[Task to carry out]
Pick up the passage about John Haynes Holmes and the Dr. Seuss cartoon, and continue it after its last sentence.

[Passage shown]
--------

There was an outcry after a cartoon by Theodor Geisel (better known as Dr. Seuss) mocking Holmes was published in the New York newspaper PM on January 13, 1942. Geisel responded January 21, 1942 (ellipses in original):

In response to the letters defending John Haynes Holmes ... sure, I believe in love, brotherhood and a cooing white pigeon on every man's roof. I even think it's nice to have pacifists and strawberry festivals ... in between wars.

But right now, when the Japs are planting their hatchets in our skulls, it seem like a hell of a time for us to smile and warble: 'Brothers!' It is a rather flabby battlecry.

If we want to win, we've got to kill Japs, whether it depresses John Haynes Holmes or not. We can get palsy-walsy afterward with those that are left.

Holmes' stand as a pacifist in both world wars was neither popular nor easy. He faced expulsion from his denomination during World War I if he did not disavow his pacifist views; he resigned his membership in the American Unitarian Association as a result, and the split was not healed for decades. Geisel's criticism is an example of the scorn and ridicule Holmes faced as a result of his strong views, which he vigorously defended.

--------

[Excerpted data]
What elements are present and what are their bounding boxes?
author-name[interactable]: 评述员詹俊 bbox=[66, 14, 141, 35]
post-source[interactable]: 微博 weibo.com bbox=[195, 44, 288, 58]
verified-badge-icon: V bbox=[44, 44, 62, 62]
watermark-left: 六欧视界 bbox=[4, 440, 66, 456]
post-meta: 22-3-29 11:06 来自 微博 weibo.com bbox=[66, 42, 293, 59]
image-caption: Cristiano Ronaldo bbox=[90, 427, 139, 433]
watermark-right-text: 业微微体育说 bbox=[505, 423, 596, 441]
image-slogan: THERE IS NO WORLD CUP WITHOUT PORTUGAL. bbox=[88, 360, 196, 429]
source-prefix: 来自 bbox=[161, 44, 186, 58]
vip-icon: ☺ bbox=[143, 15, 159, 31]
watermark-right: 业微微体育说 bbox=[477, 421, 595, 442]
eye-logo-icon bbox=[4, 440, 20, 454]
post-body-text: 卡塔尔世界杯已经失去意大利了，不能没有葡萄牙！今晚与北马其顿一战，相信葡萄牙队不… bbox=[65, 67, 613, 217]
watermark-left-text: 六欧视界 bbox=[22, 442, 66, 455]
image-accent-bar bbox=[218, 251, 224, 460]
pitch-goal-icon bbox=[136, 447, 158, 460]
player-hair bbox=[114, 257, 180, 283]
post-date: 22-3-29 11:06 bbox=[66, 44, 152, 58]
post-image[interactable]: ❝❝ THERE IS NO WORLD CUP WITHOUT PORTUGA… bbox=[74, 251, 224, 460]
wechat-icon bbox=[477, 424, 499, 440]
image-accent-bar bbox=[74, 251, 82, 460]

--------

[Your response]
Holmes had announced his pacifism before America entered World War I. On April 3, 1917 he preached on A Statement to my People on the Eve of War, declaring: "Therefore would I make it plain that, so long as I am your minister, this Church will answer no military summons. ... But so long as I am priest, this altar shall be consecrated to human brotherhood, and before it shall be offered worship only to that one God and Father of us all, 'Who hath made of one blood all nations of men for to dwell together on the face of the earth.

==Personal life==
In 1904, Holmes married Madeleine Hosmer Baker. They had two children, Roger Holmes (who became a professor at Mount Holyoke College) and Frances Holmes (who married Morris L. Brown).

His wife died in 1961 and he died on April 3, 1964, aged eighty-four, at his home at 10 Park Avenue in New York City. Holmes' personal papers are held in the U.S. Library of Congress, open to scholars and researchers. His funeral, held at the Community Church at 40 East 35th Street, was conducted by his successor, the Rev. Dr. Donald S. Harrington, and attended by 1,200 "friends and admirers."

==Works==
- Is Death the End? (1915)
- New Wars for Old (1916)
- Palestine To-Day and To-Morrow: A Gentile's Survey of Zionism (1929)
- A Sensible Man's View of Religion (1932)
- Is Suicide Justifiable?, John Day (1934)
- The Affirmation of Immortality (1947)
- My Gandhi (1953)
- I Speak for Myself (1959)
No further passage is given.